**Objective:** Take every line from the material that has the word "intētion" in it.

[begin Records to use]

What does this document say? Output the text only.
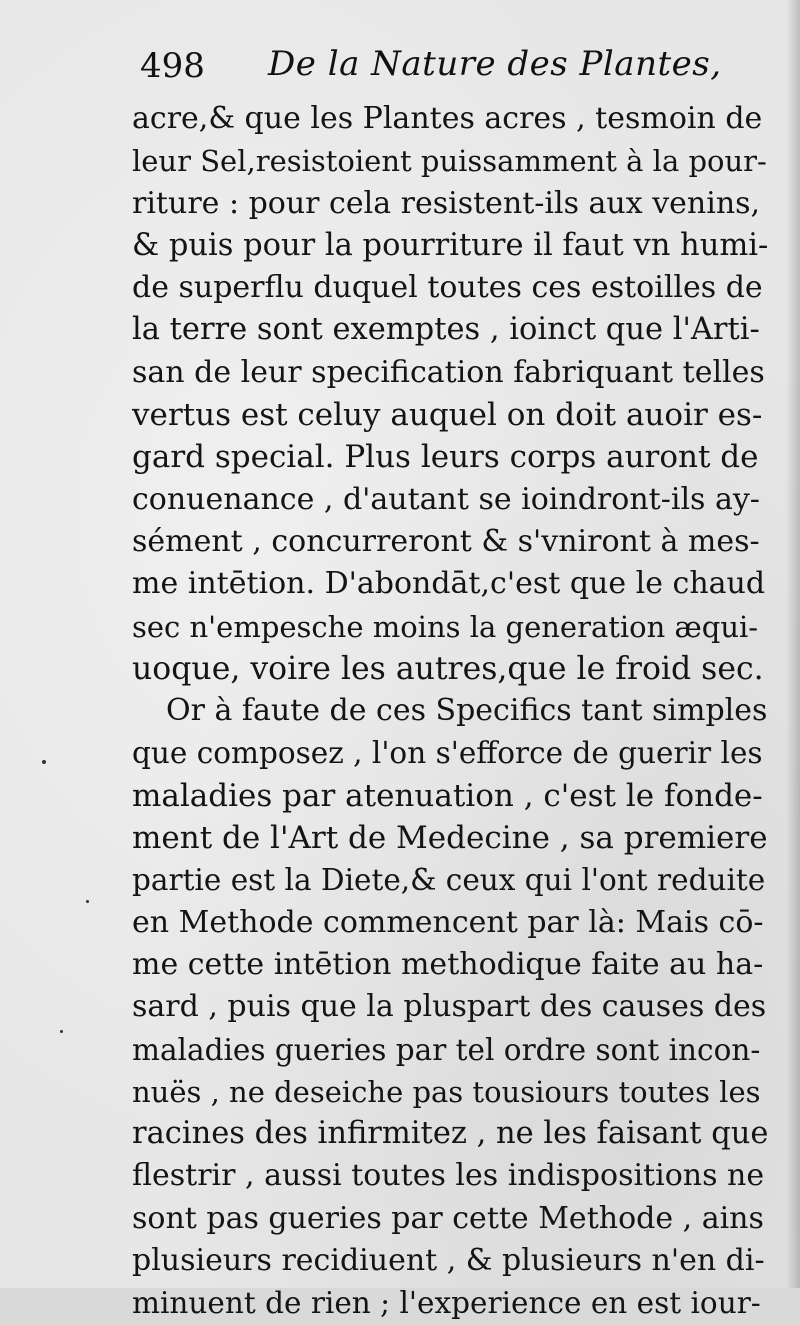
498 De la Nature des Plantes,
acre,& que les Plantes acres , tesmoin de
leur Sel,resistoient puissamment à la pour-
riture : pour cela resistent-ils aux venins,
& puis pour la pourriture il faut vn humi-
de superflu duquel toutes ces estoilles de
la terre sont exemptes , ioinct que l'Arti-
san de leur specification fabriquant telles
vertus est celuy auquel on doit auoir es-
gard special. Plus leurs corps auront de
conuenance , d'autant se ioindront-ils ay-
sément , concurreront & s'vniront à mes-
me intētion. D'abondāt,c'est que le chaud
sec n'empesche moins la generation æqui-
uoque, voire les autres,que le froid sec.
Or à faute de ces Specifics tant simples
que composez , l'on s'efforce de guerir les
maladies par atenuation , c'est le fonde-
ment de l'Art de Medecine , sa premiere
partie est la Diete,& ceux qui l'ont reduite
en Methode commencent par là: Mais cō-
me cette intētion methodique faite au ha-
sard , puis que la pluspart des causes des
maladies gueries par tel ordre sont incon-
nuës , ne deseiche pas tousiours toutes les
racines des infirmitez , ne les faisant que
flestrir , aussi toutes les indispositions ne
sont pas gueries par cette Methode , ains
plusieurs recidiuent , & plusieurs n'en di-
minuent de rien ; l'experience en est iour-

[end Records to use]

**Output for this exercise:**
me intētion. D'abondāt,c'est que le chaud
me cette intētion methodique faite au ha-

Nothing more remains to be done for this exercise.